[Begin Given data]

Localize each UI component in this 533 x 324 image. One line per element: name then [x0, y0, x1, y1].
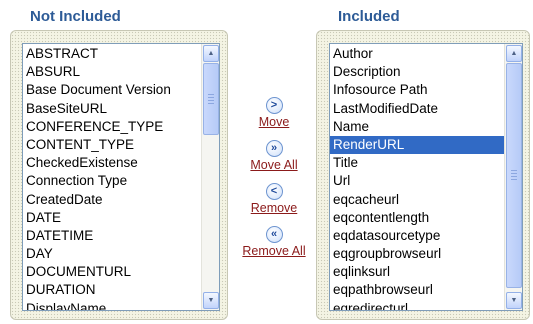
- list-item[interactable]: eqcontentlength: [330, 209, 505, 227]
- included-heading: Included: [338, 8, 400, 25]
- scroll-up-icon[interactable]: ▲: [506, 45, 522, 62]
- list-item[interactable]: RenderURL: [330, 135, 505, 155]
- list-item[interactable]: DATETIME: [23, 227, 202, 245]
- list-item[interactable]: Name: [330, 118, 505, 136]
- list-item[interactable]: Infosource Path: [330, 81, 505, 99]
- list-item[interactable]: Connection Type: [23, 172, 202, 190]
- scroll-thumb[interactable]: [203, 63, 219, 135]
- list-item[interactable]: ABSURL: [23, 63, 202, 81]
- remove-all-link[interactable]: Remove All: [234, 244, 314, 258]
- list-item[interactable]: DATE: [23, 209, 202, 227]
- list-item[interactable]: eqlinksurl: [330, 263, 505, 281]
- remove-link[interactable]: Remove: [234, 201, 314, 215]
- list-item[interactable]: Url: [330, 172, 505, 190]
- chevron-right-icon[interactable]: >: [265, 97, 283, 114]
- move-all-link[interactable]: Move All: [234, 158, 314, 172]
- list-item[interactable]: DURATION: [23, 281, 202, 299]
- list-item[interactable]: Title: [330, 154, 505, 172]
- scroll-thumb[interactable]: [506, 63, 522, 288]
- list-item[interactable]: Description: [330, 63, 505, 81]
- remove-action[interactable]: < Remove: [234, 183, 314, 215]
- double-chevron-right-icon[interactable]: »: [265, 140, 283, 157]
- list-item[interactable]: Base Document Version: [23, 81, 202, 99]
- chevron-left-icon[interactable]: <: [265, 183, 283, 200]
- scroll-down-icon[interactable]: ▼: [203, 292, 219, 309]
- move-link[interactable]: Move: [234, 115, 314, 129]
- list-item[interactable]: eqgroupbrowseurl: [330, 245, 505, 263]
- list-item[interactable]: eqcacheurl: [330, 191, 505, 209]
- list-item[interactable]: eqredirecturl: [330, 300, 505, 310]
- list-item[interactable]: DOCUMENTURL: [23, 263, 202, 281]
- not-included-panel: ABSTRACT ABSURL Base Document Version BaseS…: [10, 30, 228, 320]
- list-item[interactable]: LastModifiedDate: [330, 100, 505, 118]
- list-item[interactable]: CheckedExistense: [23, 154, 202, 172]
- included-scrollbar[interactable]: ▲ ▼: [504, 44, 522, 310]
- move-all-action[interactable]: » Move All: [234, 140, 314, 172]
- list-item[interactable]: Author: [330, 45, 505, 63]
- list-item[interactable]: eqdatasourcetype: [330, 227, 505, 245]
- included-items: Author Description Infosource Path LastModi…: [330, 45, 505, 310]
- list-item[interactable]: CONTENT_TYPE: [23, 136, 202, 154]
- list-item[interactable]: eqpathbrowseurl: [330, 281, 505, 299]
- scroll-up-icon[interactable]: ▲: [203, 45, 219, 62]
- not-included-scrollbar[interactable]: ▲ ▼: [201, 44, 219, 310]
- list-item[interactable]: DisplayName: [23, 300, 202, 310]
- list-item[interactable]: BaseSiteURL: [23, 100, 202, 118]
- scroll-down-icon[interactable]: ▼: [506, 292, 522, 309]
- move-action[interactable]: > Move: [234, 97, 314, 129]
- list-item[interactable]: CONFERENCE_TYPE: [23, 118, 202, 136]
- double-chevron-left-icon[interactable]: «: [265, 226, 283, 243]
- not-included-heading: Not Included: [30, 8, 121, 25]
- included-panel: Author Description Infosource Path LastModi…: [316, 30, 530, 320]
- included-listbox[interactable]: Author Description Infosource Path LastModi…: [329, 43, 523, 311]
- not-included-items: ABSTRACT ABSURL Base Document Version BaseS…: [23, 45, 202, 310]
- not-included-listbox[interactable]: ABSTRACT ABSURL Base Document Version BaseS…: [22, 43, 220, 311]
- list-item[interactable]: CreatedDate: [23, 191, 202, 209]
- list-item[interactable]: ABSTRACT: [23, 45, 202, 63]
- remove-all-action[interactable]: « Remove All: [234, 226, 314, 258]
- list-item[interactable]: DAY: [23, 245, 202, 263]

[End Given data]

> [Task prompt]: Retype every line of the rows above without any changes, and leave the picture out of your copy.

> [Output below]:
Localize each UI component in this 533 x 324 image. One line per element: name then [x0, y0, x1, y1].
- list-item[interactable]: eqcontentlength: [330, 209, 505, 227]
- included-heading: Included: [338, 8, 400, 25]
- scroll-up-icon[interactable]: ▲: [506, 45, 522, 62]
- list-item[interactable]: RenderURL: [330, 135, 505, 155]
- list-item[interactable]: DATETIME: [23, 227, 202, 245]
- list-item[interactable]: Name: [330, 118, 505, 136]
- list-item[interactable]: Infosource Path: [330, 81, 505, 99]
- list-item[interactable]: Connection Type: [23, 172, 202, 190]
- scroll-thumb[interactable]: [203, 63, 219, 135]
- list-item[interactable]: ABSURL: [23, 63, 202, 81]
- remove-all-link[interactable]: Remove All: [234, 244, 314, 258]
- list-item[interactable]: DATE: [23, 209, 202, 227]
- list-item[interactable]: eqlinksurl: [330, 263, 505, 281]
- remove-link[interactable]: Remove: [234, 201, 314, 215]
- list-item[interactable]: Url: [330, 172, 505, 190]
- chevron-right-icon[interactable]: >: [265, 97, 283, 114]
- move-all-link[interactable]: Move All: [234, 158, 314, 172]
- list-item[interactable]: DURATION: [23, 281, 202, 299]
- list-item[interactable]: Title: [330, 154, 505, 172]
- scroll-thumb[interactable]: [506, 63, 522, 288]
- list-item[interactable]: Description: [330, 63, 505, 81]
- remove-action[interactable]: < Remove: [234, 183, 314, 215]
- double-chevron-right-icon[interactable]: »: [265, 140, 283, 157]
- list-item[interactable]: Base Document Version: [23, 81, 202, 99]
- chevron-left-icon[interactable]: <: [265, 183, 283, 200]
- scroll-down-icon[interactable]: ▼: [203, 292, 219, 309]
- move-link[interactable]: Move: [234, 115, 314, 129]
- list-item[interactable]: eqgroupbrowseurl: [330, 245, 505, 263]
- list-item[interactable]: eqcacheurl: [330, 191, 505, 209]
- list-item[interactable]: eqredirecturl: [330, 300, 505, 310]
- list-item[interactable]: DOCUMENTURL: [23, 263, 202, 281]
- not-included-panel: ABSTRACT ABSURL Base Document Version BaseS…: [10, 30, 228, 320]
- list-item[interactable]: LastModifiedDate: [330, 100, 505, 118]
- list-item[interactable]: CheckedExistense: [23, 154, 202, 172]
- included-scrollbar[interactable]: ▲ ▼: [504, 44, 522, 310]
- move-all-action[interactable]: » Move All: [234, 140, 314, 172]
- list-item[interactable]: Author: [330, 45, 505, 63]
- list-item[interactable]: eqdatasourcetype: [330, 227, 505, 245]
- included-items: Author Description Infosource Path LastModi…: [330, 45, 505, 310]
- list-item[interactable]: CONTENT_TYPE: [23, 136, 202, 154]
- list-item[interactable]: eqpathbrowseurl: [330, 281, 505, 299]
- scroll-up-icon[interactable]: ▲: [203, 45, 219, 62]
- not-included-scrollbar[interactable]: ▲ ▼: [201, 44, 219, 310]
- list-item[interactable]: DisplayName: [23, 300, 202, 310]
- list-item[interactable]: BaseSiteURL: [23, 100, 202, 118]
- scroll-down-icon[interactable]: ▼: [506, 292, 522, 309]
- move-action[interactable]: > Move: [234, 97, 314, 129]
- list-item[interactable]: CONFERENCE_TYPE: [23, 118, 202, 136]
- double-chevron-left-icon[interactable]: «: [265, 226, 283, 243]
- not-included-heading: Not Included: [30, 8, 121, 25]
- included-panel: Author Description Infosource Path LastModi…: [316, 30, 530, 320]
- included-listbox[interactable]: Author Description Infosource Path LastModi…: [329, 43, 523, 311]
- not-included-items: ABSTRACT ABSURL Base Document Version BaseS…: [23, 45, 202, 310]
- not-included-listbox[interactable]: ABSTRACT ABSURL Base Document Version BaseS…: [22, 43, 220, 311]
- list-item[interactable]: CreatedDate: [23, 191, 202, 209]
- list-item[interactable]: ABSTRACT: [23, 45, 202, 63]
- remove-all-action[interactable]: « Remove All: [234, 226, 314, 258]
- list-item[interactable]: DAY: [23, 245, 202, 263]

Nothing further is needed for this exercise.